Written request: Skip the pictures and repeat each line of the data exactly.

※ ※ ※

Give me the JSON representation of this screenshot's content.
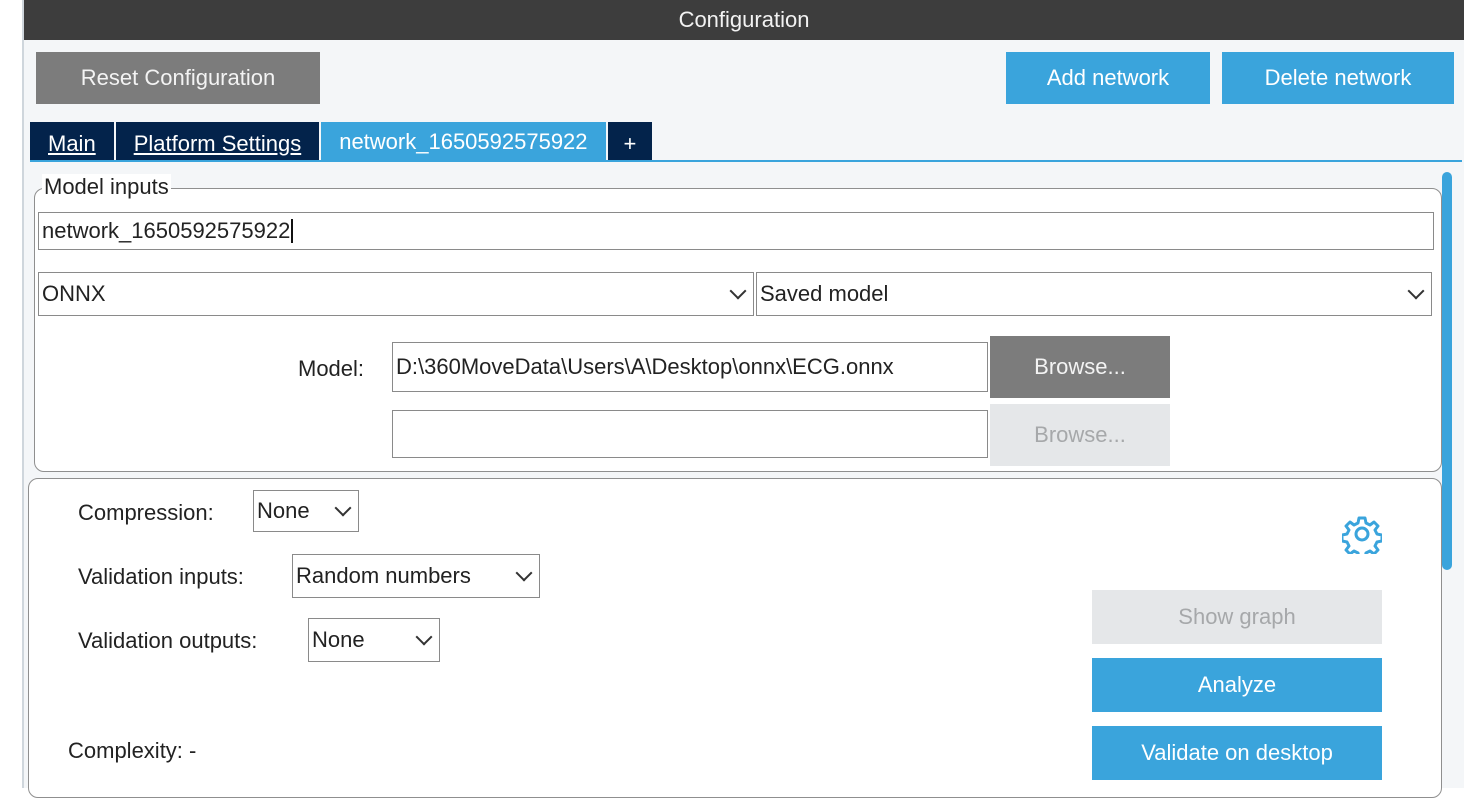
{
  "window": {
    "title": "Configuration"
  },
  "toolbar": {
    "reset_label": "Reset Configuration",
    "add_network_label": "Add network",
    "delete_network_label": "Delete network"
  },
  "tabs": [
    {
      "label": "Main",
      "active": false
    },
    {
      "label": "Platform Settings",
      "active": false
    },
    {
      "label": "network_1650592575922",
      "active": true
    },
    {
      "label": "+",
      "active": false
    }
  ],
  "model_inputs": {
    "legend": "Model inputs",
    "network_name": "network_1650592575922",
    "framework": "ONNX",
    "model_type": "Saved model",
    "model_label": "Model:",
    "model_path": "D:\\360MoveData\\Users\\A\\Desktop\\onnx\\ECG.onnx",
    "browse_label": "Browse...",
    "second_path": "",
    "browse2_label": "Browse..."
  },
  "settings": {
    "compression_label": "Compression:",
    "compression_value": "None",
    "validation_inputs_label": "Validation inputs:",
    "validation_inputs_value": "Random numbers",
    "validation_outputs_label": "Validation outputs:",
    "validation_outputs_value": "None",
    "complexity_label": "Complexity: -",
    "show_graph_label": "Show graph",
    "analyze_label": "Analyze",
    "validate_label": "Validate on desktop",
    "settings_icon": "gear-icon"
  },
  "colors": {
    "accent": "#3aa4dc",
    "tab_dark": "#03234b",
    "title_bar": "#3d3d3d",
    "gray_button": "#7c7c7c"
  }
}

※ ※ ※

Full answer:
Give me the JSON representation of this screenshot's content.
{
  "window": {
    "title": "Configuration"
  },
  "toolbar": {
    "reset_label": "Reset Configuration",
    "add_network_label": "Add network",
    "delete_network_label": "Delete network"
  },
  "tabs": [
    {
      "label": "Main",
      "active": false
    },
    {
      "label": "Platform Settings",
      "active": false
    },
    {
      "label": "network_1650592575922",
      "active": true
    },
    {
      "label": "+",
      "active": false
    }
  ],
  "model_inputs": {
    "legend": "Model inputs",
    "network_name": "network_1650592575922",
    "framework": "ONNX",
    "model_type": "Saved model",
    "model_label": "Model:",
    "model_path": "D:\\360MoveData\\Users\\A\\Desktop\\onnx\\ECG.onnx",
    "browse_label": "Browse...",
    "second_path": "",
    "browse2_label": "Browse..."
  },
  "settings": {
    "compression_label": "Compression:",
    "compression_value": "None",
    "validation_inputs_label": "Validation inputs:",
    "validation_inputs_value": "Random numbers",
    "validation_outputs_label": "Validation outputs:",
    "validation_outputs_value": "None",
    "complexity_label": "Complexity: -",
    "show_graph_label": "Show graph",
    "analyze_label": "Analyze",
    "validate_label": "Validate on desktop",
    "settings_icon": "gear-icon"
  },
  "colors": {
    "accent": "#3aa4dc",
    "tab_dark": "#03234b",
    "title_bar": "#3d3d3d",
    "gray_button": "#7c7c7c"
  }
}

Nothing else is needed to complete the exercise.